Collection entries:
··········
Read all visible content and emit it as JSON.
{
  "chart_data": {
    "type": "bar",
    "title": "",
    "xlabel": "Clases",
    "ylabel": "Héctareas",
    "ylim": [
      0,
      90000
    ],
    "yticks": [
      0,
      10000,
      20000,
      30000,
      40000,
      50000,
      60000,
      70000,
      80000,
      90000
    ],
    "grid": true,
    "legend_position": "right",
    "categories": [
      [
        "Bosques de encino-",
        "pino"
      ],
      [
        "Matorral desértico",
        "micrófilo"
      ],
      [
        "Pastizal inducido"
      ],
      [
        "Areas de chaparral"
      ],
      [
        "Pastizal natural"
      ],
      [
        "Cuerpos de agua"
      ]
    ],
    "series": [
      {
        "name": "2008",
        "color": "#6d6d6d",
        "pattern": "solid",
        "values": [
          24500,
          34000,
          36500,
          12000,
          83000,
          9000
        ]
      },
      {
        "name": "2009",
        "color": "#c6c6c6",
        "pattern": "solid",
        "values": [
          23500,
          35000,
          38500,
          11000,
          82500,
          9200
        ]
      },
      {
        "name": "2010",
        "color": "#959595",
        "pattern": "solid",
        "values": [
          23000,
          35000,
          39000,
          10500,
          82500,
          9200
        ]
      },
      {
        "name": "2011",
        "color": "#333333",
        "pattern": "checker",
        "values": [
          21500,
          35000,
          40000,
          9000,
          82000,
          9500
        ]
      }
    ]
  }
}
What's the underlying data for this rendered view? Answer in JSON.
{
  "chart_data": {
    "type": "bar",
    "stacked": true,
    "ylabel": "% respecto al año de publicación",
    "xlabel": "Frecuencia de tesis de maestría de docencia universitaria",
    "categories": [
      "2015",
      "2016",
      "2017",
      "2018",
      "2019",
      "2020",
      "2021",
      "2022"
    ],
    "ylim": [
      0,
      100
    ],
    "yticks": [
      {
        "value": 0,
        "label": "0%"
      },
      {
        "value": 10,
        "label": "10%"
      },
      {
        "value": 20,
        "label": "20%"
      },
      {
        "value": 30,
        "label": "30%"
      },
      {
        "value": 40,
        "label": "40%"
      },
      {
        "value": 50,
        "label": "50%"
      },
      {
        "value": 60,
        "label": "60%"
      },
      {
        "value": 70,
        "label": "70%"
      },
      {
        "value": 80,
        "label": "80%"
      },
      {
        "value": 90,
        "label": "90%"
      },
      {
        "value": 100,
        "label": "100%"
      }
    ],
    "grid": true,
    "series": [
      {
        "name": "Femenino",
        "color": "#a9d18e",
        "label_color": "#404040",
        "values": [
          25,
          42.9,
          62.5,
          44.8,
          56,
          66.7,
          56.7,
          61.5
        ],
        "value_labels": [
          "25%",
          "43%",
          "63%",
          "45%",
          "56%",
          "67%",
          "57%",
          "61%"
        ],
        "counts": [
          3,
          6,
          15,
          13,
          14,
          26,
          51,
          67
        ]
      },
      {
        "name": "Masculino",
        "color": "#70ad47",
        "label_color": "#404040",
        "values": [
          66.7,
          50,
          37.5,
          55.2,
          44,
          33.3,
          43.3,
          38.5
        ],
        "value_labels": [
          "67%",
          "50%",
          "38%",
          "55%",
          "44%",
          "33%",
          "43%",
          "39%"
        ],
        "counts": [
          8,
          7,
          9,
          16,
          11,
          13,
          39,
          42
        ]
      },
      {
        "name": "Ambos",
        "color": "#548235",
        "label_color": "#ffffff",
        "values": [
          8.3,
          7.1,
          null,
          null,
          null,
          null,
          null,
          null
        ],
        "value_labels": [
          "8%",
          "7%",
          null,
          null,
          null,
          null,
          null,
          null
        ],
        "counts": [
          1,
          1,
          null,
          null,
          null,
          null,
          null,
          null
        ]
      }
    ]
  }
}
··········
**DESCRIPTION OF THE TASK:**
Out of the records, collect only those lines that contain the string "ylabel".

**OUTPUT FOR THIS EXERCISE:**
    "ylabel": "Héctareas",
    "ylabel": "% respecto al año de publicación",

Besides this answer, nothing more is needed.